WHAT TO WORK ON
Transcribe all of the material exactly.

Items from a dataset
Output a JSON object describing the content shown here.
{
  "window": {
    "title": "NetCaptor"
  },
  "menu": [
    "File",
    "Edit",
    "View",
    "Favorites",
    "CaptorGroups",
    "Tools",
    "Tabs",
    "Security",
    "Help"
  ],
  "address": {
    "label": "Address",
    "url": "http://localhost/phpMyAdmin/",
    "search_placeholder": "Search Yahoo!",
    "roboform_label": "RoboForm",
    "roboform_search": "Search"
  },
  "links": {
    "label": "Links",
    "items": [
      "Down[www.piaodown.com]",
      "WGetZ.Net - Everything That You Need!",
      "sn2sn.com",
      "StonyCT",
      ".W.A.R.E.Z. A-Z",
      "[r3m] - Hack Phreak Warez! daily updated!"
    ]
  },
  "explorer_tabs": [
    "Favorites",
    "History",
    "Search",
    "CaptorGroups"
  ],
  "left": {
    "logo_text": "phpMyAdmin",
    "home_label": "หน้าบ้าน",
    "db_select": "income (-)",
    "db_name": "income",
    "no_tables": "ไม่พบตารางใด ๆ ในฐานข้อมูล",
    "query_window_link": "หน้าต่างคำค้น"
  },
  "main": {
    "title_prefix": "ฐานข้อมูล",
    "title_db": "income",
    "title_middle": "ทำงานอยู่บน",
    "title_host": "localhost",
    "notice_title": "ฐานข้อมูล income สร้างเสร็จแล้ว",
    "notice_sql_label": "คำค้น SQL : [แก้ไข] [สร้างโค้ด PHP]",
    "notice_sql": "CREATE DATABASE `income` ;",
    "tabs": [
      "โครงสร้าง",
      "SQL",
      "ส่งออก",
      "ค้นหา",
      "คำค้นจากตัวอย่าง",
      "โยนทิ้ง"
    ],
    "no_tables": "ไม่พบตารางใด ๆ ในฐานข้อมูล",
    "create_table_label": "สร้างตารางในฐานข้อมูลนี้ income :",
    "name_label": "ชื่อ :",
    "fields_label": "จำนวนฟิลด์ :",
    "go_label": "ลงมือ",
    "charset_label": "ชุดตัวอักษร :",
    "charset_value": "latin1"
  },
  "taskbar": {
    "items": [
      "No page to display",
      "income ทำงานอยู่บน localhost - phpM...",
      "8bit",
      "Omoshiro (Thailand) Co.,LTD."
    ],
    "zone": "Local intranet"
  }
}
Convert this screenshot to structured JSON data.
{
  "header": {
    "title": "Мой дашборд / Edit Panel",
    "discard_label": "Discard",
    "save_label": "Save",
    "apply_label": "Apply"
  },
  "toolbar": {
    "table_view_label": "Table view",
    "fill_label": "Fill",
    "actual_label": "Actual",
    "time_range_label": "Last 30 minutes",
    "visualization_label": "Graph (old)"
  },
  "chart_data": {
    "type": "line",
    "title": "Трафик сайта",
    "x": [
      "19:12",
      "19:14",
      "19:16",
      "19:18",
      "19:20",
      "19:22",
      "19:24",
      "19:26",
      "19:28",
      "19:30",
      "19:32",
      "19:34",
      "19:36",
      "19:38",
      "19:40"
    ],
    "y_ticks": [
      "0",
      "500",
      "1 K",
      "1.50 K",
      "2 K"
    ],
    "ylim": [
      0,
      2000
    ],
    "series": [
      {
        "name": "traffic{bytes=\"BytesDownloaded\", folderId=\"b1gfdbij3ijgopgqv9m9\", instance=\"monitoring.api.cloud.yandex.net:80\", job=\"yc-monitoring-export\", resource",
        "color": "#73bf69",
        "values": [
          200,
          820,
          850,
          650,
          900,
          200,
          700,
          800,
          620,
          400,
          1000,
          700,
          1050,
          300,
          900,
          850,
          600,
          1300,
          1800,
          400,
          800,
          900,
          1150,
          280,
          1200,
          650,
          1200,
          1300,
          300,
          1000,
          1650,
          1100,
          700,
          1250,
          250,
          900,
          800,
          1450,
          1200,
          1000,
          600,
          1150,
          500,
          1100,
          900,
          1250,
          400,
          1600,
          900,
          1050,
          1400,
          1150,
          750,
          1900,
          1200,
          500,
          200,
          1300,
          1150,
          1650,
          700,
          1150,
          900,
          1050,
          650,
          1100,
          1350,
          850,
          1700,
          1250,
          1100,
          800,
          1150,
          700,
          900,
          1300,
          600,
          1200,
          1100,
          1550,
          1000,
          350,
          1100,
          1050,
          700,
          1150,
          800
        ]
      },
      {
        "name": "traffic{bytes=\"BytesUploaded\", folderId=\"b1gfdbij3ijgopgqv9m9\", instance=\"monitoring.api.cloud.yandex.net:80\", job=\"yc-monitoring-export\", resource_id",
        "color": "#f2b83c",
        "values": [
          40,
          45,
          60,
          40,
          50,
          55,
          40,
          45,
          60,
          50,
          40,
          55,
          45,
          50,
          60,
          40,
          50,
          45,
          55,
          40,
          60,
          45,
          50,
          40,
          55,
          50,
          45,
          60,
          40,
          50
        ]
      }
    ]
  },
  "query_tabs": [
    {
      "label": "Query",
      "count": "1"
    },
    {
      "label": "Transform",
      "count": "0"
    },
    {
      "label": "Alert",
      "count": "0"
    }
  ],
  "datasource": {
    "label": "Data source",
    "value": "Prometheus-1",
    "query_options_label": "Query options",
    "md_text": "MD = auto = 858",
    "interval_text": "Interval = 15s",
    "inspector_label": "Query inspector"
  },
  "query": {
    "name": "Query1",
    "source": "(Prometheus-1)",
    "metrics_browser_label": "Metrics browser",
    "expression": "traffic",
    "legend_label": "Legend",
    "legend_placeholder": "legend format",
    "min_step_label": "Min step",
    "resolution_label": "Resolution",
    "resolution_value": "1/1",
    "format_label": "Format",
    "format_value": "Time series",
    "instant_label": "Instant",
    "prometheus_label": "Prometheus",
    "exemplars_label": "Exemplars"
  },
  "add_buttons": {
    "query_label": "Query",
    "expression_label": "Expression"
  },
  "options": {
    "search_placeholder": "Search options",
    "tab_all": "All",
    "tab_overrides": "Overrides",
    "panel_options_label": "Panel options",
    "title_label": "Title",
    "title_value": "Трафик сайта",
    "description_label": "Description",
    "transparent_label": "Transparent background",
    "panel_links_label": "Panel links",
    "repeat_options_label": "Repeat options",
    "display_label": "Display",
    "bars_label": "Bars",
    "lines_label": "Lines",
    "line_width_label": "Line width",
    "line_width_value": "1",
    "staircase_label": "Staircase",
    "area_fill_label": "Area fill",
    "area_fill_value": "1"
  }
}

WRITTEN RESPONSE
Output a JSON object describing the content shown here.
{
  "window": {
    "title": "NetCaptor"
  },
  "menu": [
    "File",
    "Edit",
    "View",
    "Favorites",
    "CaptorGroups",
    "Tools",
    "Tabs",
    "Security",
    "Help"
  ],
  "address": {
    "label": "Address",
    "url": "http://localhost/phpMyAdmin/",
    "search_placeholder": "Search Yahoo!",
    "roboform_label": "RoboForm",
    "roboform_search": "Search"
  },
  "links": {
    "label": "Links",
    "items": [
      "Down[www.piaodown.com]",
      "WGetZ.Net - Everything That You Need!",
      "sn2sn.com",
      "StonyCT",
      ".W.A.R.E.Z. A-Z",
      "[r3m] - Hack Phreak Warez! daily updated!"
    ]
  },
  "explorer_tabs": [
    "Favorites",
    "History",
    "Search",
    "CaptorGroups"
  ],
  "left": {
    "logo_text": "phpMyAdmin",
    "home_label": "หน้าบ้าน",
    "db_select": "income (-)",
    "db_name": "income",
    "no_tables": "ไม่พบตารางใด ๆ ในฐานข้อมูล",
    "query_window_link": "หน้าต่างคำค้น"
  },
  "main": {
    "title_prefix": "ฐานข้อมูล",
    "title_db": "income",
    "title_middle": "ทำงานอยู่บน",
    "title_host": "localhost",
    "notice_title": "ฐานข้อมูล income สร้างเสร็จแล้ว",
    "notice_sql_label": "คำค้น SQL : [แก้ไข] [สร้างโค้ด PHP]",
    "notice_sql": "CREATE DATABASE `income` ;",
    "tabs": [
      "โครงสร้าง",
      "SQL",
      "ส่งออก",
      "ค้นหา",
      "คำค้นจากตัวอย่าง",
      "โยนทิ้ง"
    ],
    "no_tables": "ไม่พบตารางใด ๆ ในฐานข้อมูล",
    "create_table_label": "สร้างตารางในฐานข้อมูลนี้ income :",
    "name_label": "ชื่อ :",
    "fields_label": "จำนวนฟิลด์ :",
    "go_label": "ลงมือ",
    "charset_label": "ชุดตัวอักษร :",
    "charset_value": "latin1"
  },
  "taskbar": {
    "items": [
      "No page to display",
      "income ทำงานอยู่บน localhost - phpM...",
      "8bit",
      "Omoshiro (Thailand) Co.,LTD."
    ],
    "zone": "Local intranet"
  }
}
Convert this screenshot to structured JSON data.
{
  "header": {
    "title": "Мой дашборд / Edit Panel",
    "discard_label": "Discard",
    "save_label": "Save",
    "apply_label": "Apply"
  },
  "toolbar": {
    "table_view_label": "Table view",
    "fill_label": "Fill",
    "actual_label": "Actual",
    "time_range_label": "Last 30 minutes",
    "visualization_label": "Graph (old)"
  },
  "chart_data": {
    "type": "line",
    "title": "Трафик сайта",
    "x": [
      "19:12",
      "19:14",
      "19:16",
      "19:18",
      "19:20",
      "19:22",
      "19:24",
      "19:26",
      "19:28",
      "19:30",
      "19:32",
      "19:34",
      "19:36",
      "19:38",
      "19:40"
    ],
    "y_ticks": [
      "0",
      "500",
      "1 K",
      "1.50 K",
      "2 K"
    ],
    "ylim": [
      0,
      2000
    ],
    "series": [
      {
        "name": "traffic{bytes=\"BytesDownloaded\", folderId=\"b1gfdbij3ijgopgqv9m9\", instance=\"monitoring.api.cloud.yandex.net:80\", job=\"yc-monitoring-export\", resource",
        "color": "#73bf69",
        "values": [
          200,
          820,
          850,
          650,
          900,
          200,
          700,
          800,
          620,
          400,
          1000,
          700,
          1050,
          300,
          900,
          850,
          600,
          1300,
          1800,
          400,
          800,
          900,
          1150,
          280,
          1200,
          650,
          1200,
          1300,
          300,
          1000,
          1650,
          1100,
          700,
          1250,
          250,
          900,
          800,
          1450,
          1200,
          1000,
          600,
          1150,
          500,
          1100,
          900,
          1250,
          400,
          1600,
          900,
          1050,
          1400,
          1150,
          750,
          1900,
          1200,
          500,
          200,
          1300,
          1150,
          1650,
          700,
          1150,
          900,
          1050,
          650,
          1100,
          1350,
          850,
          1700,
          1250,
          1100,
          800,
          1150,
          700,
          900,
          1300,
          600,
          1200,
          1100,
          1550,
          1000,
          350,
          1100,
          1050,
          700,
          1150,
          800
        ]
      },
      {
        "name": "traffic{bytes=\"BytesUploaded\", folderId=\"b1gfdbij3ijgopgqv9m9\", instance=\"monitoring.api.cloud.yandex.net:80\", job=\"yc-monitoring-export\", resource_id",
        "color": "#f2b83c",
        "values": [
          40,
          45,
          60,
          40,
          50,
          55,
          40,
          45,
          60,
          50,
          40,
          55,
          45,
          50,
          60,
          40,
          50,
          45,
          55,
          40,
          60,
          45,
          50,
          40,
          55,
          50,
          45,
          60,
          40,
          50
        ]
      }
    ]
  },
  "query_tabs": [
    {
      "label": "Query",
      "count": "1"
    },
    {
      "label": "Transform",
      "count": "0"
    },
    {
      "label": "Alert",
      "count": "0"
    }
  ],
  "datasource": {
    "label": "Data source",
    "value": "Prometheus-1",
    "query_options_label": "Query options",
    "md_text": "MD = auto = 858",
    "interval_text": "Interval = 15s",
    "inspector_label": "Query inspector"
  },
  "query": {
    "name": "Query1",
    "source": "(Prometheus-1)",
    "metrics_browser_label": "Metrics browser",
    "expression": "traffic",
    "legend_label": "Legend",
    "legend_placeholder": "legend format",
    "min_step_label": "Min step",
    "resolution_label": "Resolution",
    "resolution_value": "1/1",
    "format_label": "Format",
    "format_value": "Time series",
    "instant_label": "Instant",
    "prometheus_label": "Prometheus",
    "exemplars_label": "Exemplars"
  },
  "add_buttons": {
    "query_label": "Query",
    "expression_label": "Expression"
  },
  "options": {
    "search_placeholder": "Search options",
    "tab_all": "All",
    "tab_overrides": "Overrides",
    "panel_options_label": "Panel options",
    "title_label": "Title",
    "title_value": "Трафик сайта",
    "description_label": "Description",
    "transparent_label": "Transparent background",
    "panel_links_label": "Panel links",
    "repeat_options_label": "Repeat options",
    "display_label": "Display",
    "bars_label": "Bars",
    "lines_label": "Lines",
    "line_width_label": "Line width",
    "line_width_value": "1",
    "staircase_label": "Staircase",
    "area_fill_label": "Area fill",
    "area_fill_value": "1"
  }
}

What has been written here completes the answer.